Written exercise:
Check each line of the data for "this" and select those that have it.

Data for processing:

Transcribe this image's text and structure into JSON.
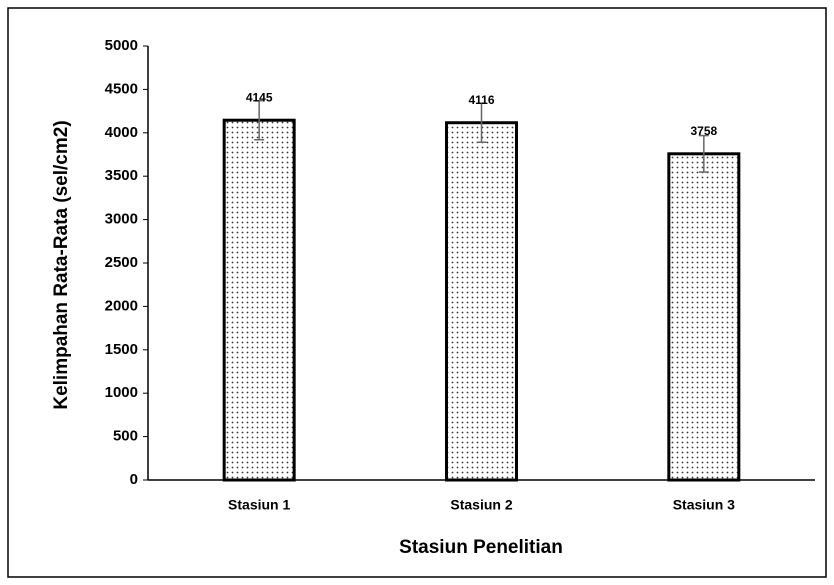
{
  "chart_data": {
    "type": "bar",
    "categories": [
      "Stasiun 1",
      "Stasiun 2",
      "Stasiun 3"
    ],
    "values": [
      4145,
      4116,
      3758
    ],
    "errors": [
      225,
      225,
      210
    ],
    "x_label": "Stasiun Penelitian",
    "y_label": "Kelimpahan Rata-Rata  (sel/cm2)",
    "ylim": [
      0,
      5000
    ],
    "yticks": [
      0,
      500,
      1000,
      1500,
      2000,
      2500,
      3000,
      3500,
      4000,
      4500,
      5000
    ],
    "color": "#000000",
    "grid": false
  }
}
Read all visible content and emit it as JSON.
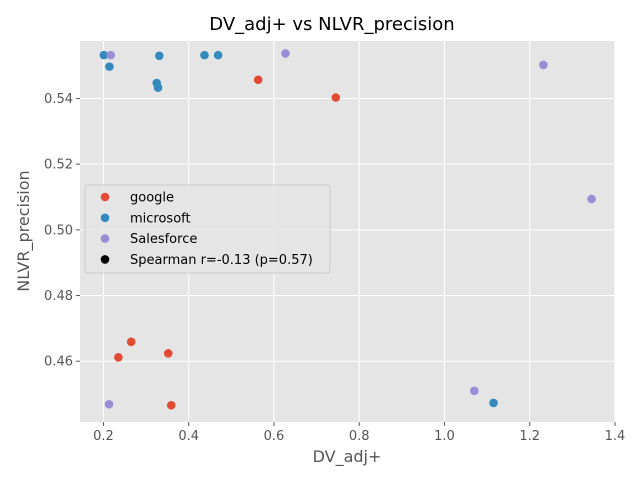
{
  "chart_data": {
    "type": "scatter",
    "title": "DV_adj+ vs NLVR_precision",
    "xlabel": "DV_adj+",
    "ylabel": "NLVR_precision",
    "xlim": [
      0.145,
      1.4
    ],
    "ylim": [
      0.4415,
      0.5575
    ],
    "x_ticks": [
      "0.2",
      "0.4",
      "0.6",
      "0.8",
      "1.0",
      "1.2",
      "1.4"
    ],
    "y_ticks": [
      "0.46",
      "0.48",
      "0.50",
      "0.52",
      "0.54"
    ],
    "grid": true,
    "legend_position": "center-left",
    "series": [
      {
        "name": "google",
        "color": "#E24A33",
        "points": [
          {
            "x": 0.563,
            "y": 0.5457
          },
          {
            "x": 0.745,
            "y": 0.5403
          },
          {
            "x": 0.265,
            "y": 0.4659
          },
          {
            "x": 0.235,
            "y": 0.4612
          },
          {
            "x": 0.352,
            "y": 0.4624
          },
          {
            "x": 0.359,
            "y": 0.4466
          }
        ]
      },
      {
        "name": "microsoft",
        "color": "#348ABD",
        "points": [
          {
            "x": 0.201,
            "y": 0.5532
          },
          {
            "x": 0.214,
            "y": 0.5497
          },
          {
            "x": 0.331,
            "y": 0.553
          },
          {
            "x": 0.437,
            "y": 0.5532
          },
          {
            "x": 0.469,
            "y": 0.5532
          },
          {
            "x": 0.325,
            "y": 0.5447
          },
          {
            "x": 0.328,
            "y": 0.5433
          },
          {
            "x": 1.115,
            "y": 0.4473
          }
        ]
      },
      {
        "name": "Salesforce",
        "color": "#988ED5",
        "points": [
          {
            "x": 0.217,
            "y": 0.5532
          },
          {
            "x": 0.627,
            "y": 0.5537
          },
          {
            "x": 1.232,
            "y": 0.5502
          },
          {
            "x": 1.345,
            "y": 0.5094
          },
          {
            "x": 1.07,
            "y": 0.451
          },
          {
            "x": 0.213,
            "y": 0.4469
          }
        ]
      }
    ],
    "legend": [
      {
        "label": "google",
        "color": "#E24A33"
      },
      {
        "label": "microsoft",
        "color": "#348ABD"
      },
      {
        "label": "Salesforce",
        "color": "#988ED5"
      },
      {
        "label": "Spearman r=-0.13 (p=0.57)",
        "color": "#000000"
      }
    ]
  }
}
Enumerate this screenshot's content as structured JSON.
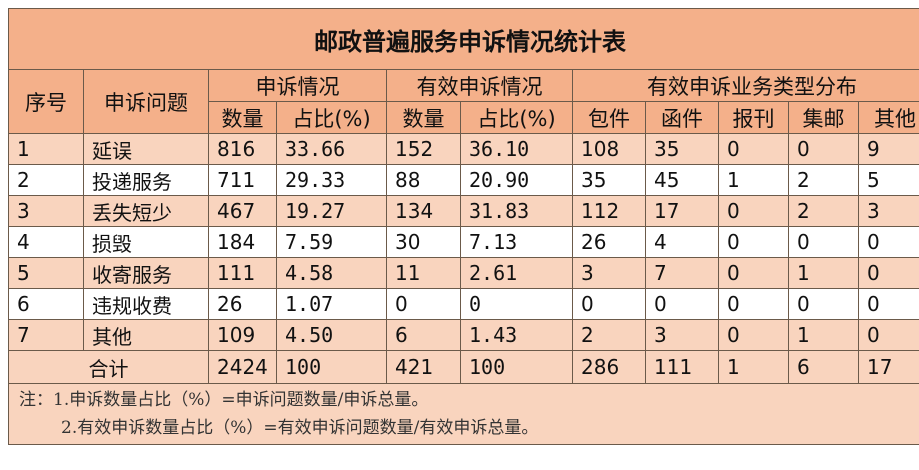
{
  "title": "邮政普遍服务申诉情况统计表",
  "headers": {
    "seq": "序号",
    "issue": "申诉问题",
    "complaints": "申诉情况",
    "valid": "有效申诉情况",
    "distribution": "有效申诉业务类型分布",
    "count": "数量",
    "ratio": "占比(%)",
    "valid_count": "数量",
    "valid_ratio": "占比(%)",
    "parcel": "包件",
    "letter": "函件",
    "newspaper": "报刊",
    "stamp": "集邮",
    "other": "其他"
  },
  "rows": [
    {
      "seq": "1",
      "issue": "延误",
      "count": "816",
      "ratio": "33.66",
      "valid_count": "152",
      "valid_ratio": "36.10",
      "parcel": "108",
      "letter": "35",
      "newspaper": "0",
      "stamp": "0",
      "other": "9"
    },
    {
      "seq": "2",
      "issue": "投递服务",
      "count": "711",
      "ratio": "29.33",
      "valid_count": "88",
      "valid_ratio": "20.90",
      "parcel": "35",
      "letter": "45",
      "newspaper": "1",
      "stamp": "2",
      "other": "5"
    },
    {
      "seq": "3",
      "issue": "丢失短少",
      "count": "467",
      "ratio": "19.27",
      "valid_count": "134",
      "valid_ratio": "31.83",
      "parcel": "112",
      "letter": "17",
      "newspaper": "0",
      "stamp": "2",
      "other": "3"
    },
    {
      "seq": "4",
      "issue": "损毁",
      "count": "184",
      "ratio": "7.59",
      "valid_count": "30",
      "valid_ratio": "7.13",
      "parcel": "26",
      "letter": "4",
      "newspaper": "0",
      "stamp": "0",
      "other": "0"
    },
    {
      "seq": "5",
      "issue": "收寄服务",
      "count": "111",
      "ratio": "4.58",
      "valid_count": "11",
      "valid_ratio": "2.61",
      "parcel": "3",
      "letter": "7",
      "newspaper": "0",
      "stamp": "1",
      "other": "0"
    },
    {
      "seq": "6",
      "issue": "违规收费",
      "count": "26",
      "ratio": "1.07",
      "valid_count": "0",
      "valid_ratio": "0",
      "parcel": "0",
      "letter": "0",
      "newspaper": "0",
      "stamp": "0",
      "other": "0"
    },
    {
      "seq": "7",
      "issue": "其他",
      "count": "109",
      "ratio": "4.50",
      "valid_count": "6",
      "valid_ratio": "1.43",
      "parcel": "2",
      "letter": "3",
      "newspaper": "0",
      "stamp": "1",
      "other": "0"
    }
  ],
  "total": {
    "label": "合计",
    "count": "2424",
    "ratio": "100",
    "valid_count": "421",
    "valid_ratio": "100",
    "parcel": "286",
    "letter": "111",
    "newspaper": "1",
    "stamp": "6",
    "other": "17"
  },
  "notes": {
    "line1": "注：1.申诉数量占比（%）=申诉问题数量/申诉总量。",
    "line2": "2.有效申诉数量占比（%）=有效申诉问题数量/有效申诉总量。"
  },
  "colors": {
    "header_bg": "#f4b08a",
    "odd_row_bg": "#f9d4be",
    "even_row_bg": "#ffffff",
    "border": "#6b5a4a"
  }
}
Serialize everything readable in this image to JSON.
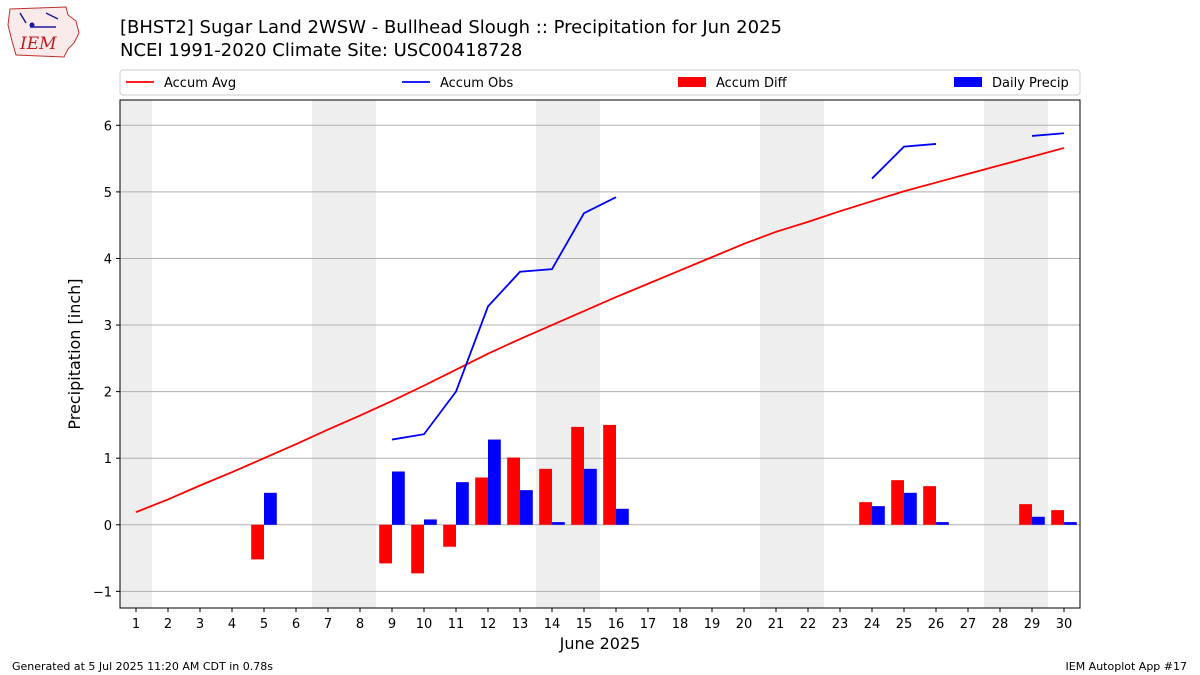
{
  "header": {
    "title_line1": "[BHST2] Sugar Land 2WSW - Bullhead Slough :: Precipitation for Jun 2025",
    "title_line2": "NCEI 1991-2020 Climate Site: USC00418728",
    "logo_text": "IEM"
  },
  "footer": {
    "generated": "Generated at 5 Jul 2025 11:20 AM CDT in 0.78s",
    "app": "IEM Autoplot App #17"
  },
  "chart_data": {
    "type": "bar",
    "xlabel": "June 2025",
    "ylabel": "Precipitation [inch]",
    "xlim": [
      0.5,
      30.5
    ],
    "ylim": [
      -1.25,
      6.38
    ],
    "x_ticks": [
      1,
      2,
      3,
      4,
      5,
      6,
      7,
      8,
      9,
      10,
      11,
      12,
      13,
      14,
      15,
      16,
      17,
      18,
      19,
      20,
      21,
      22,
      23,
      24,
      25,
      26,
      27,
      28,
      29,
      30
    ],
    "y_ticks": [
      -1,
      0,
      1,
      2,
      3,
      4,
      5,
      6
    ],
    "grid": "horizontal",
    "weekend_shading": [
      [
        0.5,
        1.5
      ],
      [
        6.5,
        8.5
      ],
      [
        13.5,
        15.5
      ],
      [
        20.5,
        22.5
      ],
      [
        27.5,
        29.5
      ]
    ],
    "legend_placement": "top, above plot",
    "series": [
      {
        "name": "Accum Avg",
        "kind": "line",
        "color": "#ff0000",
        "x": [
          1,
          2,
          3,
          4,
          5,
          6,
          7,
          8,
          9,
          10,
          11,
          12,
          13,
          14,
          15,
          16,
          17,
          18,
          19,
          20,
          21,
          22,
          23,
          24,
          25,
          26,
          27,
          28,
          29,
          30
        ],
        "values": [
          0.19,
          0.38,
          0.59,
          0.79,
          1.0,
          1.21,
          1.43,
          1.64,
          1.86,
          2.09,
          2.33,
          2.57,
          2.79,
          3.0,
          3.21,
          3.42,
          3.62,
          3.82,
          4.02,
          4.22,
          4.4,
          4.55,
          4.71,
          4.86,
          5.01,
          5.14,
          5.27,
          5.4,
          5.53,
          5.66
        ]
      },
      {
        "name": "Accum Obs",
        "kind": "line",
        "color": "#0000ff",
        "segments": [
          {
            "x": [
              9,
              10,
              11,
              12,
              13,
              14,
              15,
              16
            ],
            "values": [
              1.28,
              1.36,
              2.0,
              3.28,
              3.8,
              3.84,
              4.68,
              4.92
            ]
          },
          {
            "x": [
              24,
              25,
              26
            ],
            "values": [
              5.2,
              5.68,
              5.72
            ]
          },
          {
            "x": [
              29,
              30
            ],
            "values": [
              5.84,
              5.88
            ]
          }
        ]
      },
      {
        "name": "Accum Diff",
        "kind": "bar",
        "color": "#ff0000",
        "offset": -0.2,
        "x": [
          5,
          9,
          10,
          11,
          12,
          13,
          14,
          15,
          16,
          24,
          25,
          26,
          29,
          30
        ],
        "values": [
          -0.52,
          -0.58,
          -0.73,
          -0.33,
          0.71,
          1.01,
          0.84,
          1.47,
          1.5,
          0.34,
          0.67,
          0.58,
          0.31,
          0.22
        ]
      },
      {
        "name": "Daily Precip",
        "kind": "bar",
        "color": "#0000ff",
        "offset": 0.2,
        "x": [
          5,
          9,
          10,
          11,
          12,
          13,
          14,
          15,
          16,
          24,
          25,
          26,
          29,
          30
        ],
        "values": [
          0.48,
          0.8,
          0.08,
          0.64,
          1.28,
          0.52,
          0.04,
          0.84,
          0.24,
          0.28,
          0.48,
          0.04,
          0.12,
          0.04
        ]
      }
    ]
  }
}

Result below:
Transcribe this image's text and structure into JSON.
Enumerate this screenshot's content as structured JSON.
Serialize everything readable in this image to JSON.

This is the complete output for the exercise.